→ Supplied entries:
=====
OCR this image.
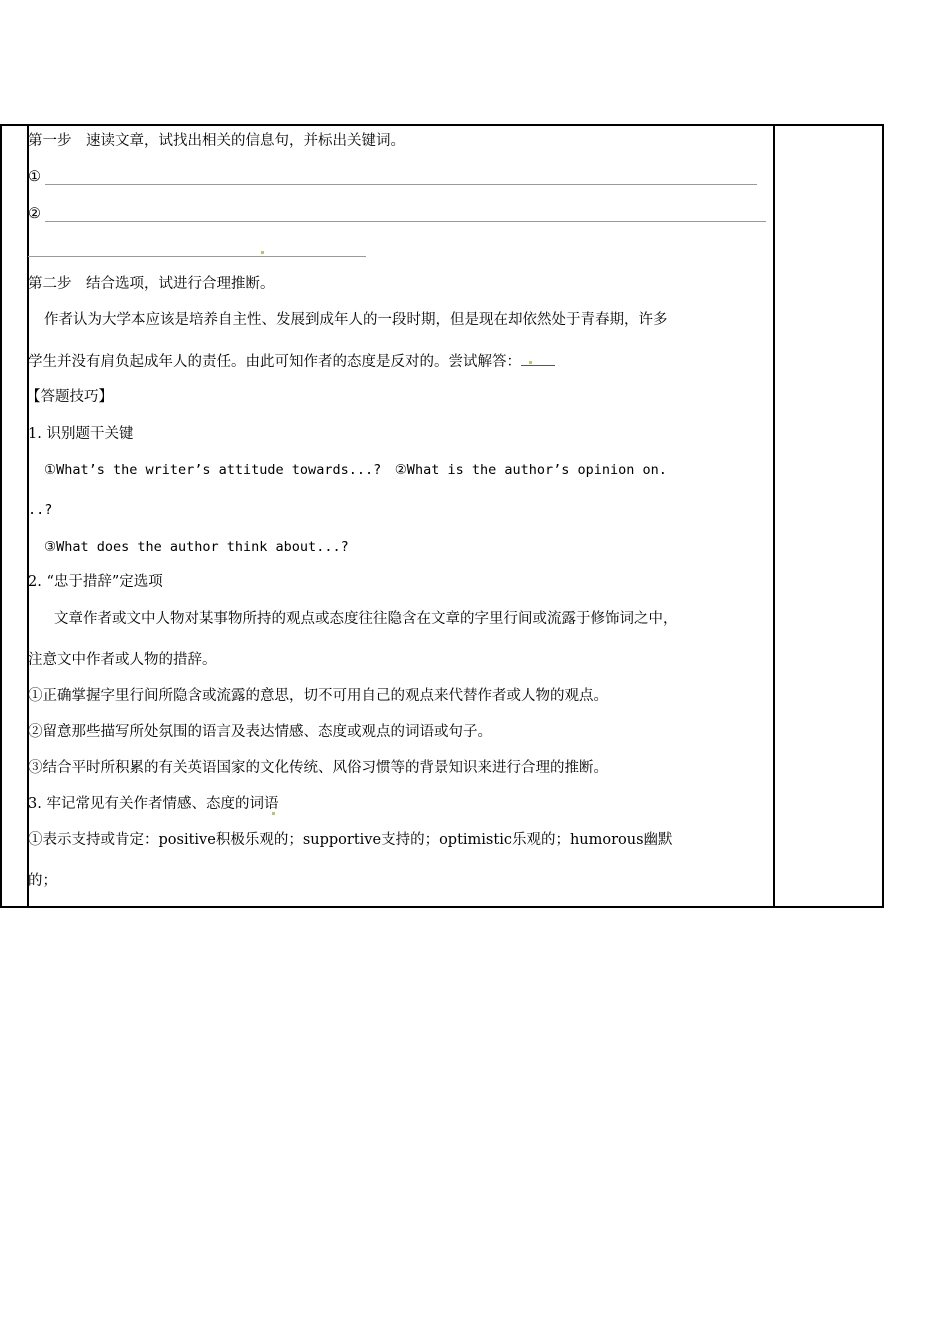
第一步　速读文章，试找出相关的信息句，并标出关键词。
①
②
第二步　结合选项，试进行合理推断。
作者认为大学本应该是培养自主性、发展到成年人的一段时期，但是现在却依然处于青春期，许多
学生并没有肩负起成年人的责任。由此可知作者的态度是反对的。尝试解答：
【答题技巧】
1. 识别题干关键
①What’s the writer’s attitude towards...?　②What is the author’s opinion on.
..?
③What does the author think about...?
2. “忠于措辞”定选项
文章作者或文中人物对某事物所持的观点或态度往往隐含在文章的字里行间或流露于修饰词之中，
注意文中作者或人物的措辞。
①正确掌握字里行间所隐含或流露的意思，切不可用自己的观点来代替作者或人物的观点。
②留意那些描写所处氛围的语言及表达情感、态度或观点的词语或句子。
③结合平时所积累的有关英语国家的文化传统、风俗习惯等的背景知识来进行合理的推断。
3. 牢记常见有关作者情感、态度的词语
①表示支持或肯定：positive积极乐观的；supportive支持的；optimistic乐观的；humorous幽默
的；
=====
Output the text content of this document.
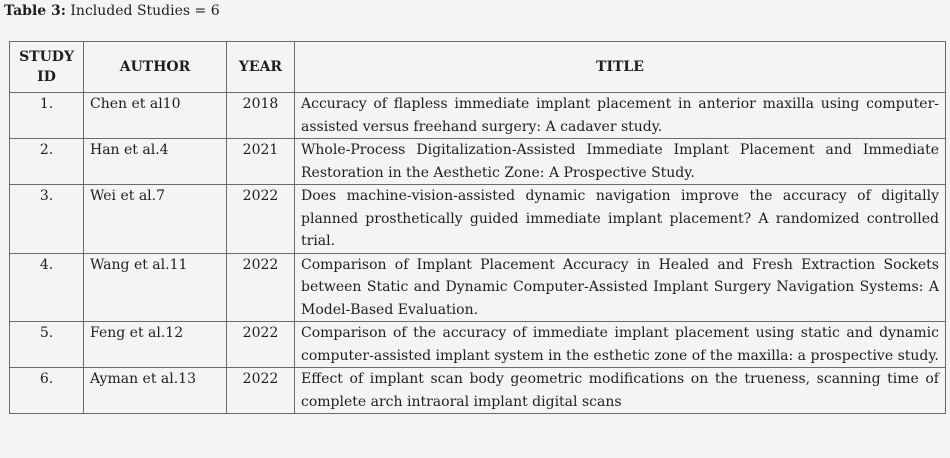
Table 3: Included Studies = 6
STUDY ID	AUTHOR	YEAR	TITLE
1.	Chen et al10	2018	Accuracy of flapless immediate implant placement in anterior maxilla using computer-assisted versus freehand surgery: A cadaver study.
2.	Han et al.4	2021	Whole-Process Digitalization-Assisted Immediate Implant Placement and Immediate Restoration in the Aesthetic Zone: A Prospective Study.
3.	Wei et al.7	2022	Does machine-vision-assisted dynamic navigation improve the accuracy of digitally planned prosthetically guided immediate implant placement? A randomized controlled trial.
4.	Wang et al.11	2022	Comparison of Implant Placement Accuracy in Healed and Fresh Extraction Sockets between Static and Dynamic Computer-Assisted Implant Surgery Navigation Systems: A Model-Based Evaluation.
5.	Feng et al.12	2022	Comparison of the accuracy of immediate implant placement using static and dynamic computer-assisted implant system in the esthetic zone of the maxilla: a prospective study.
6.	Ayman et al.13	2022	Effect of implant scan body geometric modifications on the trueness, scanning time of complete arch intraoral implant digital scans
=====
→ Your task:
Copy all lines from the listing that contain "this".

→ Exercise output:
OCR this image.
Output the text content of this document.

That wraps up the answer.